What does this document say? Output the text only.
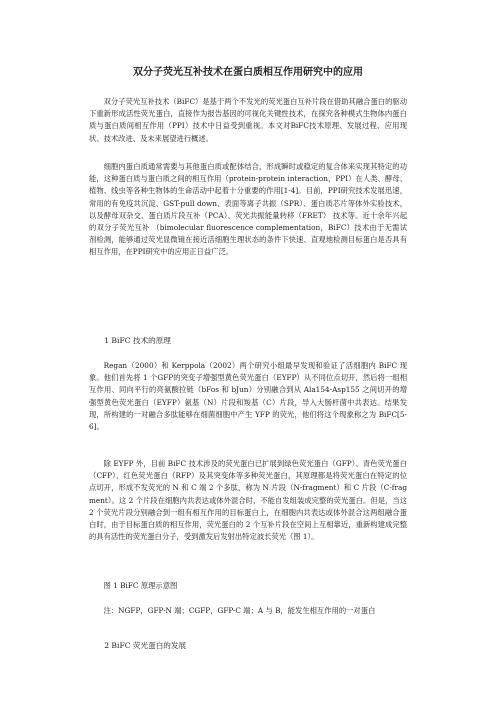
双分子荧光互补技术在蛋白质相互作用研究中的应用

双分子荧光互补技术（BiFC）是基于两个不发光的荧光蛋白互补片段在借助其融合蛋白的驱动下重新形成活性荧光蛋白，直接作为报告基因的可视化关键性技术，在探究各种模式生物体内蛋白质与蛋白质间相互作用（PPI）技术中日益受到重视。本文对BiFC技术原理、发展过程、应用现状、技术改进、及未来展望进行概述。

细胞内蛋白质通常需要与其他蛋白质或配体结合，形成瞬时或稳定的复合体来实现其特定的功能，这种蛋白质与蛋白质之间的相互作用（protein-protein interaction，PPI）在人类、酵母、植物、线虫等各种生物体的生命活动中起着十分重要的作用[1-4]。目前，PPI研究技术发展迅速，常用的有免疫共沉淀、GST-pull down、表面等离子共振（SPR）、蛋白质芯片等体外实验技术，以及酵母双杂交、蛋白质片段互补（PCA）、荧光共振能量转移（FRET） 技术等。近十余年兴起的双分子荧光互补 （bimolecular fluorescence complementation，BiFC）技术由于无需试剂检测，能够通过荧光显微镜在接近活细胞生理状态的条件下快速、直观地检测目标蛋白是否具有相互作用，在PPI研究中的应用正日益广泛。

1 BiFC 技术的原理

Regan（2000）和 Kerppola（2002）两个研究小组最早发现和验证了活细胞内 BiFC 现象。他们首先将 1 个GFP的突变子增强型黄色荧光蛋白（EYFP）从不同位点切开，然后将一组相互作用、同向平行的亮氨酸拉链（bFos 和 bJun）分别融合到从 Ala154-Asp155 之间切开的增强型黄色荧光蛋白（EYFP）氨基（N）片段和羧基（C）片段，导入大肠杆菌中共表达。结果发现，所构建的一对融合多肽能够在细菌细胞中产生 YFP 的荧光，他们将这个现象称之为 BiFC[5-6]。

除 EYFP 外，目前 BiFC 技术涉及的荧光蛋白已扩展到绿色荧光蛋白（GFP）、青色荧光蛋白（CFP）、红色荧光蛋白（RFP）及其突变体等多种荧光蛋白，其原理都是将荧光蛋白在特定的位点切开，形成不发荧光的 N 和 C 端 2 个多肽，称为 N 片段（N-fragment）和 C 片段（C-fragment）。这 2 个片段在细胞内共表达或体外混合时，不能自发组装成完整的荧光蛋白。但是，当这 2 个荧光片段分别融合到一组有相互作用的目标蛋白上，在细胞内共表达或体外混合这两组融合蛋白时，由于目标蛋白质的相互作用，荧光蛋白的 2 个互补片段在空间上互相靠近，重新构建成完整的具有活性的荧光蛋白分子，受到激发后发射出特定波长荧光（图 1）。

图 1 BiFC 原理示意图

注：NGFP，GFP-N 端；CGFP，GFP-C 端；A 与 B，能发生相互作用的一对蛋白

2 BiFC 荧光蛋白的发展
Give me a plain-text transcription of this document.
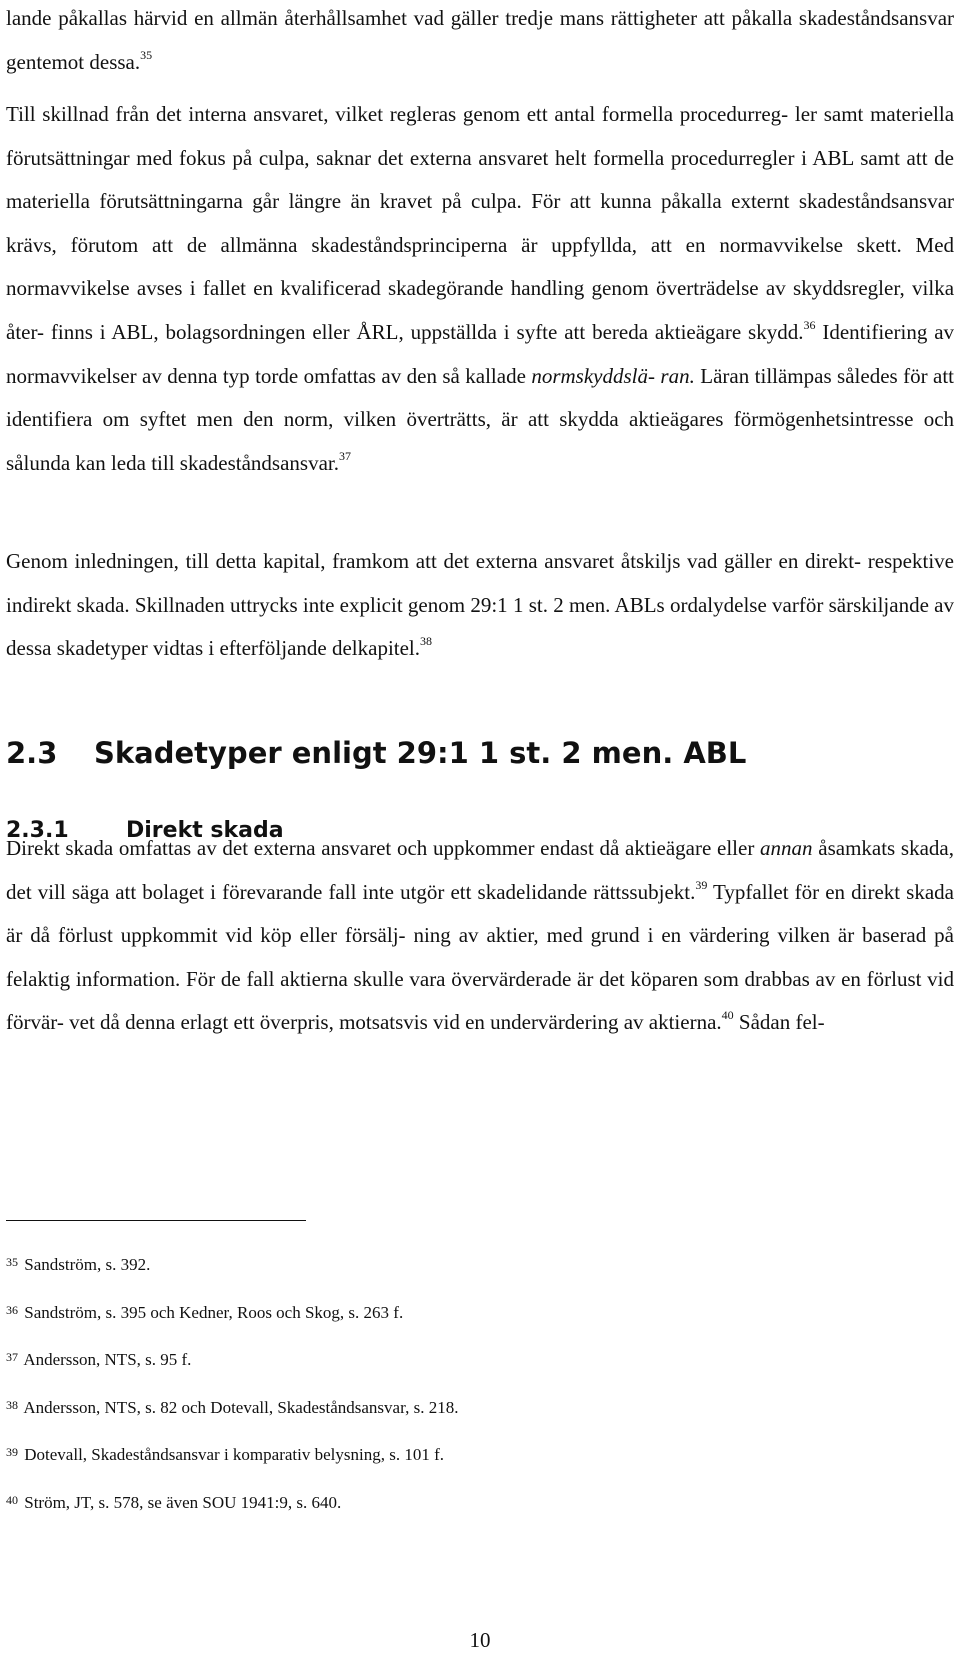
lande påkallas härvid en allmän återhållsamhet vad gäller tredje mans rättigheter att påkalla skadeståndsansvar gentemot dessa.$^{35}$

Till skillnad från det interna ansvaret, vilket regleras genom ett antal formella procedurreg- ler samt materiella förutsättningar med fokus på culpa, saknar det externa ansvaret helt formella procedurregler i ABL samt att de materiella förutsättningarna går längre än kravet på culpa. För att kunna påkalla externt skadeståndsansvar krävs, förutom att de allmänna skadeståndsprinciperna är uppfyllda, att en normavvikelse skett. Med normavvikelse avses i fallet en kvalificerad skadegörande handling genom överträdelse av skyddsregler, vilka åter- finns i ABL, bolagsordningen eller ÅRL, uppställda i syfte att bereda aktieägare skydd.$^{36}$ Identifiering av normavvikelser av denna typ torde omfattas av den så kallade normskyddslä- ran. Läran tillämpas således för att identifiera om syftet men den norm, vilken överträtts, är att skydda aktieägares förmögenhetsintresse och sålunda kan leda till skadeståndsansvar.$^{37}$

Genom inledningen, till detta kapital, framkom att det externa ansvaret åtskiljs vad gäller en direkt- respektive indirekt skada. Skillnaden uttrycks inte explicit genom 29:1 1 st. 2 men. ABLs ordalydelse varför särskiljande av dessa skadetyper vidtas i efterföljande delkapitel.$^{38}$

2.3 Skadetyper enligt 29:1 1 st. 2 men. ABL
2.3.1	Direkt skada

Direkt skada omfattas av det externa ansvaret och uppkommer endast då aktieägare eller annan åsamkats skada, det vill säga att bolaget i förevarande fall inte utgör ett skadelidande rättssubjekt.$^{39}$ Typfallet för en direkt skada är då förlust uppkommit vid köp eller försälj- ning av aktier, med grund i en värdering vilken är baserad på felaktig information. För de fall aktierna skulle vara övervärderade är det köparen som drabbas av en förlust vid förvär- vet då denna erlagt ett överpris, motsatsvis vid en undervärdering av aktierna.$^{40}$ Sådan fel-

$^{35}$ Sandström, s. 392.
$^{36}$ Sandström, s. 395 och Kedner, Roos och Skog, s. 263 f.
$^{37}$ Andersson, NTS, s. 95 f.
$^{38}$ Andersson, NTS, s. 82 och Dotevall, Skadeståndsansvar, s. 218.
$^{39}$ Dotevall, Skadeståndsansvar i komparativ belysning, s. 101 f.
$^{40}$ Ström, JT, s. 578, se även SOU 1941:9, s. 640.
10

## DIRECTIONS:
For every line of the records that has the word "text" in it, make a copy.

## OUTPUT OF THE EXERCISE:
What does this document say? Output the text only.
Give me a plain-text transcription of this document.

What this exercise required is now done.